------ Extracted data

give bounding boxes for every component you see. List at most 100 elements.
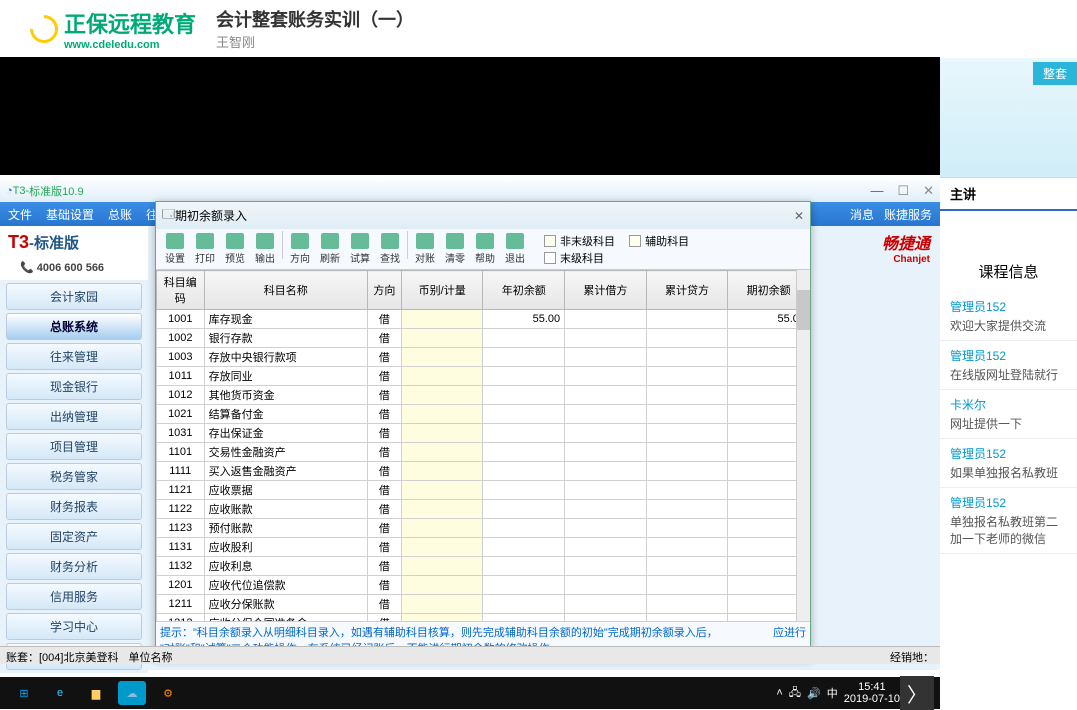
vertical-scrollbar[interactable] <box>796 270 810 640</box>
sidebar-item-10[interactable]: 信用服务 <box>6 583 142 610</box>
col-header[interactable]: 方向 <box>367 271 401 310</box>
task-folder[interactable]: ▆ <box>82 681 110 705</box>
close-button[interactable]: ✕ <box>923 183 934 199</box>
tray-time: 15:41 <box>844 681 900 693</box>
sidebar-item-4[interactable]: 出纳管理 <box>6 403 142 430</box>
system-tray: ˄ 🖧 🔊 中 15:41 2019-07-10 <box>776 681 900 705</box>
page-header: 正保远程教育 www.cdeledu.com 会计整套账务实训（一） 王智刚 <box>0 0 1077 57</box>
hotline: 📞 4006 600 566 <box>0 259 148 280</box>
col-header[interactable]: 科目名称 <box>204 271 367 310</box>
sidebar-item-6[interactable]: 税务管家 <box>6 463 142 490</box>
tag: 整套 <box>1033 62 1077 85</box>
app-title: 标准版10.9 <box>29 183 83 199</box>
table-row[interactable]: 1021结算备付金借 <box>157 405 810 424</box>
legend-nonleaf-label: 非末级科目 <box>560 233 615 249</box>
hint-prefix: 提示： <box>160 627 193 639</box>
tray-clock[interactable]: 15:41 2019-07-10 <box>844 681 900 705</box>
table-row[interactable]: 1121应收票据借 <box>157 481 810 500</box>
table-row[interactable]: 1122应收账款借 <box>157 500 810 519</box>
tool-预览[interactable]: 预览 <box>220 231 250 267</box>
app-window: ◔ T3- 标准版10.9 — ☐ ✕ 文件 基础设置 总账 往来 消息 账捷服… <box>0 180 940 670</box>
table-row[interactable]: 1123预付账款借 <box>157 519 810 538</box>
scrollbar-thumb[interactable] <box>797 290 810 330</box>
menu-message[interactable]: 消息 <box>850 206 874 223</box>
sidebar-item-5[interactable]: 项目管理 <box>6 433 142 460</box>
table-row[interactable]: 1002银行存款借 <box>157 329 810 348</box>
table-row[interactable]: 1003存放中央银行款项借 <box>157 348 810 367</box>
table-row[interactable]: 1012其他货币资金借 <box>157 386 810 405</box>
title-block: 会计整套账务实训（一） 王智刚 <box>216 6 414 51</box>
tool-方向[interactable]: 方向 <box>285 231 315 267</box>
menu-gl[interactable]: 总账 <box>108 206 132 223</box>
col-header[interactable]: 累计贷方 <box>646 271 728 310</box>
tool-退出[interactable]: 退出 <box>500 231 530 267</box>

------------

What the exercise asks: Recast the items above as a Markdown table with two columns, "No." and "Line", giving each line its own numbered row. Skip blank lines and leave the pictures out.

Correct output:
| No. | Line |
|---|---|
| 1 | give bounding boxes for every component you see. List at most 100 elements. |
| 2 | vertical-scrollbar[interactable] <box>796 270 810 640</box> |
| 3 | sidebar-item-10[interactable]: 信用服务 <box>6 583 142 610</box> |
| 4 | col-header[interactable]: 方向 <box>367 271 401 310</box> |
| 5 | task-folder[interactable]: ▆ <box>82 681 110 705</box> |
| 6 | close-button[interactable]: ✕ <box>923 183 934 199</box> |
| 7 | tray-time: 15:41 <box>844 681 900 693</box> |
| 8 | sidebar-item-4[interactable]: 出纳管理 <box>6 403 142 430</box> |
| 9 | system-tray: ˄ 🖧 🔊 中 15:41 2019-07-10 <box>776 681 900 705</box> |
| 10 | page-header: 正保远程教育 www.cdeledu.com 会计整套账务实训（一） 王智刚 <box>0 0 1077 57</box> |
| 11 | hotline: 📞 4006 600 566 <box>0 259 148 280</box> |
| 12 | col-header[interactable]: 科目名称 <box>204 271 367 310</box> |
| 13 | sidebar-item-6[interactable]: 税务管家 <box>6 463 142 490</box> |
| 14 | tag: 整套 <box>1033 62 1077 85</box> |
| 15 | app-title: 标准版10.9 <box>29 183 83 199</box> |
| 16 | table-row[interactable]: 1021结算备付金借 <box>157 405 810 424</box> |
| 17 | legend-nonleaf-label: 非末级科目 <box>560 233 615 249</box> |
| 18 | hint-prefix: 提示： <box>160 627 193 639</box> |
| 19 | tray-clock[interactable]: 15:41 2019-07-10 <box>844 681 900 705</box> |
| 20 | table-row[interactable]: 1121应收票据借 <box>157 481 810 500</box> |
| 21 | table-row[interactable]: 1122应收账款借 <box>157 500 810 519</box> |
| 22 | tool-预览[interactable]: 预览 <box>220 231 250 267</box> |
| 23 | app-window: ◔ T3- 标准版10.9 — ☐ ✕ 文件 基础设置 总账 往来 消息 账捷服… <box>0 180 940 670</box> |
| 24 | table-row[interactable]: 1123预付账款借 <box>157 519 810 538</box> |
| 25 | scrollbar-thumb[interactable] <box>797 290 810 330</box> |
| 26 | menu-message[interactable]: 消息 <box>850 206 874 223</box> |
| 27 | sidebar-item-5[interactable]: 项目管理 <box>6 433 142 460</box> |
| 28 | table-row[interactable]: 1002银行存款借 <box>157 329 810 348</box> |
| 29 | table-row[interactable]: 1003存放中央银行款项借 <box>157 348 810 367</box> |
| 30 | table-row[interactable]: 1012其他货币资金借 <box>157 386 810 405</box> |
| 31 | title-block: 会计整套账务实训（一） 王智刚 <box>216 6 414 51</box> |
| 32 | tool-方向[interactable]: 方向 <box>285 231 315 267</box> |
| 33 | menu-gl[interactable]: 总账 <box>108 206 132 223</box> |
| 34 | col-header[interactable]: 累计贷方 <box>646 271 728 310</box> |
| 35 | tool-退出[interactable]: 退出 <box>500 231 530 267</box> |